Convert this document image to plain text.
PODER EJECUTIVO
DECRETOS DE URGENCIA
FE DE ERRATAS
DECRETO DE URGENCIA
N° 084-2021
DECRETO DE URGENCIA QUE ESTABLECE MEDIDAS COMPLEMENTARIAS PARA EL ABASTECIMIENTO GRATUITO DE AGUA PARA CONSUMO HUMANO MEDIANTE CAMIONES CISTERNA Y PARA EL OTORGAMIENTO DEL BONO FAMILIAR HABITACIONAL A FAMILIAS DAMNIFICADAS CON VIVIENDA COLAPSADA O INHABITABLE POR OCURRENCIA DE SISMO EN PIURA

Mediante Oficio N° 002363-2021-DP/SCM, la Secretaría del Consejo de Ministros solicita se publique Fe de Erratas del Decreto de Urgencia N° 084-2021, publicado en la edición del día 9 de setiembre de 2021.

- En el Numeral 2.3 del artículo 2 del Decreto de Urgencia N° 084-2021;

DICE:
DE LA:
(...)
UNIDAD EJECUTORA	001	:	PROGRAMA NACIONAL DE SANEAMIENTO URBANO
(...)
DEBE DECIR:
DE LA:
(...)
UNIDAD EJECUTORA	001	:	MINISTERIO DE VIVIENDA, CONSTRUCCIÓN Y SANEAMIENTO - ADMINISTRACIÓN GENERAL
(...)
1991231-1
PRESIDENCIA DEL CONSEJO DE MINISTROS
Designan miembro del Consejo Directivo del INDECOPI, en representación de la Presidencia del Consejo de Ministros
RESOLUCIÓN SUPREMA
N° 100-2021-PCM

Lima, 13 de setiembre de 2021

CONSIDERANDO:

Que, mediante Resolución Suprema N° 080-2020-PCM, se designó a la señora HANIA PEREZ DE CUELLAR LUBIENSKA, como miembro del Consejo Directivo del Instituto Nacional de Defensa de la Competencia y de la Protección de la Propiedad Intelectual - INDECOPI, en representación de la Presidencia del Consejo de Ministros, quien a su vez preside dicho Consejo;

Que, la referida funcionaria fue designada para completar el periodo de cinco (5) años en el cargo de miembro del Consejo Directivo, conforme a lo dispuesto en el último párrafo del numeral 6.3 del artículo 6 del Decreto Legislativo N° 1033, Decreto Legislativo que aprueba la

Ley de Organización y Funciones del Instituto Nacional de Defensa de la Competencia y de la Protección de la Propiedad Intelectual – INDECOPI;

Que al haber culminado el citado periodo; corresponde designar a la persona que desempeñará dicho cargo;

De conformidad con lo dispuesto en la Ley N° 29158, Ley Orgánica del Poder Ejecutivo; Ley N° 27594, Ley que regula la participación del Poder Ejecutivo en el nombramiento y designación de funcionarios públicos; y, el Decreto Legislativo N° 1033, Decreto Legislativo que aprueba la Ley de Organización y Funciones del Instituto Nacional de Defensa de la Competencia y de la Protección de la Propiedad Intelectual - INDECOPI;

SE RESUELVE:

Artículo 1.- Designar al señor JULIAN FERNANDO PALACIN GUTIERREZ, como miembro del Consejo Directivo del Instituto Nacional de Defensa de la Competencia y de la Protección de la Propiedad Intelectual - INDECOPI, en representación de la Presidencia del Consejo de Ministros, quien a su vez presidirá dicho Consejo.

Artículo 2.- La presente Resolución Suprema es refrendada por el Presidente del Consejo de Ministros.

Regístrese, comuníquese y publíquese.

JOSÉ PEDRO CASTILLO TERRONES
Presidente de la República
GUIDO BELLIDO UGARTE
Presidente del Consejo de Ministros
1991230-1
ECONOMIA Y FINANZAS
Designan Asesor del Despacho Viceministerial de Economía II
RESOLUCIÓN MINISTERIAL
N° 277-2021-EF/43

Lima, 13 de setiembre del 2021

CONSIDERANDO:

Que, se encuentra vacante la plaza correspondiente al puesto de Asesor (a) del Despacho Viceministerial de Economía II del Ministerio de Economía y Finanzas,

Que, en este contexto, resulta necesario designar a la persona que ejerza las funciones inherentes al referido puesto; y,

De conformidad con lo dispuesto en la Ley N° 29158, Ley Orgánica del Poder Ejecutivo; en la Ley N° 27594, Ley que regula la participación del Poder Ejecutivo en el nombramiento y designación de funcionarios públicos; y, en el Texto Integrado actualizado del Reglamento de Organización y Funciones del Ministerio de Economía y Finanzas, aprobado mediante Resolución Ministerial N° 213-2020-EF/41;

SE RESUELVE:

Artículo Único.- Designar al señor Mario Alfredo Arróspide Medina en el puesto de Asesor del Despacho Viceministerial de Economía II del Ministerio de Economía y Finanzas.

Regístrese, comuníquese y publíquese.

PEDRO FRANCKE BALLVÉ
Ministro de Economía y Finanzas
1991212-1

**EXERCISE:** Report the number of lines in the entries above that include the word "Organización" and add nothing to it.

**TASK OUTPUT:** 3